# Your instructions
Could you extract every entry below and reproduce it exactly?

== Recorded data

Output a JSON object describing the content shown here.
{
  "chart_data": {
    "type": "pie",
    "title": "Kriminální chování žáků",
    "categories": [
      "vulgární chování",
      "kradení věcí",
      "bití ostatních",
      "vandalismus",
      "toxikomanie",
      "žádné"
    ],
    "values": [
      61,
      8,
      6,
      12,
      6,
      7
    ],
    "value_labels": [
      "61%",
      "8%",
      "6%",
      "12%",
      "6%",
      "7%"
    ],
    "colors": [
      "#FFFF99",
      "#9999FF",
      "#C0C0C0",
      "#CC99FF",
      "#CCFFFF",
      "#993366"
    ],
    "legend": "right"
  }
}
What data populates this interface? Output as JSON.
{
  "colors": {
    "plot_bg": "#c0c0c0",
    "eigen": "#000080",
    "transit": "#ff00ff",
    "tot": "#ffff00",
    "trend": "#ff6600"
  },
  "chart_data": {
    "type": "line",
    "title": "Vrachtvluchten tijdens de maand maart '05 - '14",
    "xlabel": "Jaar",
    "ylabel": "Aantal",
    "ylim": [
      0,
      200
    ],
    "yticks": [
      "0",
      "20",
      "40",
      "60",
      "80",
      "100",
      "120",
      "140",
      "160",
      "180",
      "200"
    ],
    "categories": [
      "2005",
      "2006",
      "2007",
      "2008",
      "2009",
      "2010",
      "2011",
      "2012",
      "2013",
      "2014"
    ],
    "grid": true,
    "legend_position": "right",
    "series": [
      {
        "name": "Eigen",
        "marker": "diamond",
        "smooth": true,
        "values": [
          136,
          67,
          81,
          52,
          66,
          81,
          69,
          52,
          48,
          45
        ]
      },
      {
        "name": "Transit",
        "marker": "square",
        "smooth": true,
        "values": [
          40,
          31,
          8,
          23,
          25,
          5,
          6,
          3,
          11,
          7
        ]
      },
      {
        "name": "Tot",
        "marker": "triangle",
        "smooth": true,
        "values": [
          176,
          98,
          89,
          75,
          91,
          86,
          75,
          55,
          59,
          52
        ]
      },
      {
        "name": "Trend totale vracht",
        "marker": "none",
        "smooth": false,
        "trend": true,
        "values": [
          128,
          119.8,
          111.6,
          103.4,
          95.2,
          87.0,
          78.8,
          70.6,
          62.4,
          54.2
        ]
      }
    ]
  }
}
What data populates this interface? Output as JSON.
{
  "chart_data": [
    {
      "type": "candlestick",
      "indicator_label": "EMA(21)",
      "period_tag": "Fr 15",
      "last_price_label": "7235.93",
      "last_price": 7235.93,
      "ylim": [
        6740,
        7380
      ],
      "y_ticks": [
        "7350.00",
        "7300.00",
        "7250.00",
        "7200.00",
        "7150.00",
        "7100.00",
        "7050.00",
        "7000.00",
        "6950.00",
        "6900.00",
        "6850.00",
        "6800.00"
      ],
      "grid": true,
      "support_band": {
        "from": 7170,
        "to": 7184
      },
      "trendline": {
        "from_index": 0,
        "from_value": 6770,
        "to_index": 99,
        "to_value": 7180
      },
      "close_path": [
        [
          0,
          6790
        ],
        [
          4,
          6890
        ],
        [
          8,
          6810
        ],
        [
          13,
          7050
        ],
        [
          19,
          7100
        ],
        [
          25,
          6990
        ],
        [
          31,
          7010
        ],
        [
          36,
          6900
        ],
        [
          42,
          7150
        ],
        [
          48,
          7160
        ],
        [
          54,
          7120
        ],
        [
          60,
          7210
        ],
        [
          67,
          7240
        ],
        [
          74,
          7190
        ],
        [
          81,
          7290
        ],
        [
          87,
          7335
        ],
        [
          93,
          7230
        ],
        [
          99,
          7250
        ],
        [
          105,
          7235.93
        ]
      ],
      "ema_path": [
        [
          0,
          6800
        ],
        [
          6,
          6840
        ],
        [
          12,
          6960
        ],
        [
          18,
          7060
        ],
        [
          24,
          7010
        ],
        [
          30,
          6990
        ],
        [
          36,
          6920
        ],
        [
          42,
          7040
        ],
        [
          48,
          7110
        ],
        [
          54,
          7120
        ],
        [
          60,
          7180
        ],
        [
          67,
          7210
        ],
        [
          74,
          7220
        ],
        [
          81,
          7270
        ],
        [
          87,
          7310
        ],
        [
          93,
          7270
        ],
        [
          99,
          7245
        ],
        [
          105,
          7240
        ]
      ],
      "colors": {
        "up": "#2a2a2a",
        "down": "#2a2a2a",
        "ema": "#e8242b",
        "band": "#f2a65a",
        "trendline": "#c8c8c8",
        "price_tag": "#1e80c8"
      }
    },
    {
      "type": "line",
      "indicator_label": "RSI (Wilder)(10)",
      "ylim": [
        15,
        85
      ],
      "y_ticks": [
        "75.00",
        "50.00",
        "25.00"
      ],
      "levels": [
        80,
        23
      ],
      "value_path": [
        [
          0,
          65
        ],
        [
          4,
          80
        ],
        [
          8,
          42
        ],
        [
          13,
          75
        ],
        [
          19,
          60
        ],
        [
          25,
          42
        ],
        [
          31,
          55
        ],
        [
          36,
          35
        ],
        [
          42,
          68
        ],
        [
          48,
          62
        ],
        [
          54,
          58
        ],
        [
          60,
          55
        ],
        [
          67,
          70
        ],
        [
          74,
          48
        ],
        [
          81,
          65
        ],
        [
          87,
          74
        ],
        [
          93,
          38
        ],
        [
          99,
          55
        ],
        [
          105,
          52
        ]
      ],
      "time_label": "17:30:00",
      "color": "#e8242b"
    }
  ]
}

====

# Solution to this task
Output a JSON object describing the content shown here.
{
  "chart_data": {
    "type": "pie",
    "title": "Kriminální chování žáků",
    "categories": [
      "vulgární chování",
      "kradení věcí",
      "bití ostatních",
      "vandalismus",
      "toxikomanie",
      "žádné"
    ],
    "values": [
      61,
      8,
      6,
      12,
      6,
      7
    ],
    "value_labels": [
      "61%",
      "8%",
      "6%",
      "12%",
      "6%",
      "7%"
    ],
    "colors": [
      "#FFFF99",
      "#9999FF",
      "#C0C0C0",
      "#CC99FF",
      "#CCFFFF",
      "#993366"
    ],
    "legend": "right"
  }
}
What data populates this interface? Output as JSON.
{
  "colors": {
    "plot_bg": "#c0c0c0",
    "eigen": "#000080",
    "transit": "#ff00ff",
    "tot": "#ffff00",
    "trend": "#ff6600"
  },
  "chart_data": {
    "type": "line",
    "title": "Vrachtvluchten tijdens de maand maart '05 - '14",
    "xlabel": "Jaar",
    "ylabel": "Aantal",
    "ylim": [
      0,
      200
    ],
    "yticks": [
      "0",
      "20",
      "40",
      "60",
      "80",
      "100",
      "120",
      "140",
      "160",
      "180",
      "200"
    ],
    "categories": [
      "2005",
      "2006",
      "2007",
      "2008",
      "2009",
      "2010",
      "2011",
      "2012",
      "2013",
      "2014"
    ],
    "grid": true,
    "legend_position": "right",
    "series": [
      {
        "name": "Eigen",
        "marker": "diamond",
        "smooth": true,
        "values": [
          136,
          67,
          81,
          52,
          66,
          81,
          69,
          52,
          48,
          45
        ]
      },
      {
        "name": "Transit",
        "marker": "square",
        "smooth": true,
        "values": [
          40,
          31,
          8,
          23,
          25,
          5,
          6,
          3,
          11,
          7
        ]
      },
      {
        "name": "Tot",
        "marker": "triangle",
        "smooth": true,
        "values": [
          176,
          98,
          89,
          75,
          91,
          86,
          75,
          55,
          59,
          52
        ]
      },
      {
        "name": "Trend totale vracht",
        "marker": "none",
        "smooth": false,
        "trend": true,
        "values": [
          128,
          119.8,
          111.6,
          103.4,
          95.2,
          87.0,
          78.8,
          70.6,
          62.4,
          54.2
        ]
      }
    ]
  }
}
What data populates this interface? Output as JSON.
{
  "chart_data": [
    {
      "type": "candlestick",
      "indicator_label": "EMA(21)",
      "period_tag": "Fr 15",
      "last_price_label": "7235.93",
      "last_price": 7235.93,
      "ylim": [
        6740,
        7380
      ],
      "y_ticks": [
        "7350.00",
        "7300.00",
        "7250.00",
        "7200.00",
        "7150.00",
        "7100.00",
        "7050.00",
        "7000.00",
        "6950.00",
        "6900.00",
        "6850.00",
        "6800.00"
      ],
      "grid": true,
      "support_band": {
        "from": 7170,
        "to": 7184
      },
      "trendline": {
        "from_index": 0,
        "from_value": 6770,
        "to_index": 99,
        "to_value": 7180
      },
      "close_path": [
        [
          0,
          6790
        ],
        [
          4,
          6890
        ],
        [
          8,
          6810
        ],
        [
          13,
          7050
        ],
        [
          19,
          7100
        ],
        [
          25,
          6990
        ],
        [
          31,
          7010
        ],
        [
          36,
          6900
        ],
        [
          42,
          7150
        ],
        [
          48,
          7160
        ],
        [
          54,
          7120
        ],
        [
          60,
          7210
        ],
        [
          67,
          7240
        ],
        [
          74,
          7190
        ],
        [
          81,
          7290
        ],
        [
          87,
          7335
        ],
        [
          93,
          7230
        ],
        [
          99,
          7250
        ],
        [
          105,
          7235.93
        ]
      ],
      "ema_path": [
        [
          0,
          6800
        ],
        [
          6,
          6840
        ],
        [
          12,
          6960
        ],
        [
          18,
          7060
        ],
        [
          24,
          7010
        ],
        [
          30,
          6990
        ],
        [
          36,
          6920
        ],
        [
          42,
          7040
        ],
        [
          48,
          7110
        ],
        [
          54,
          7120
        ],
        [
          60,
          7180
        ],
        [
          67,
          7210
        ],
        [
          74,
          7220
        ],
        [
          81,
          7270
        ],
        [
          87,
          7310
        ],
        [
          93,
          7270
        ],
        [
          99,
          7245
        ],
        [
          105,
          7240
        ]
      ],
      "colors": {
        "up": "#2a2a2a",
        "down": "#2a2a2a",
        "ema": "#e8242b",
        "band": "#f2a65a",
        "trendline": "#c8c8c8",
        "price_tag": "#1e80c8"
      }
    },
    {
      "type": "line",
      "indicator_label": "RSI (Wilder)(10)",
      "ylim": [
        15,
        85
      ],
      "y_ticks": [
        "75.00",
        "50.00",
        "25.00"
      ],
      "levels": [
        80,
        23
      ],
      "value_path": [
        [
          0,
          65
        ],
        [
          4,
          80
        ],
        [
          8,
          42
        ],
        [
          13,
          75
        ],
        [
          19,
          60
        ],
        [
          25,
          42
        ],
        [
          31,
          55
        ],
        [
          36,
          35
        ],
        [
          42,
          68
        ],
        [
          48,
          62
        ],
        [
          54,
          58
        ],
        [
          60,
          55
        ],
        [
          67,
          70
        ],
        [
          74,
          48
        ],
        [
          81,
          65
        ],
        [
          87,
          74
        ],
        [
          93,
          38
        ],
        [
          99,
          55
        ],
        [
          105,
          52
        ]
      ],
      "time_label": "17:30:00",
      "color": "#e8242b"
    }
  ]
}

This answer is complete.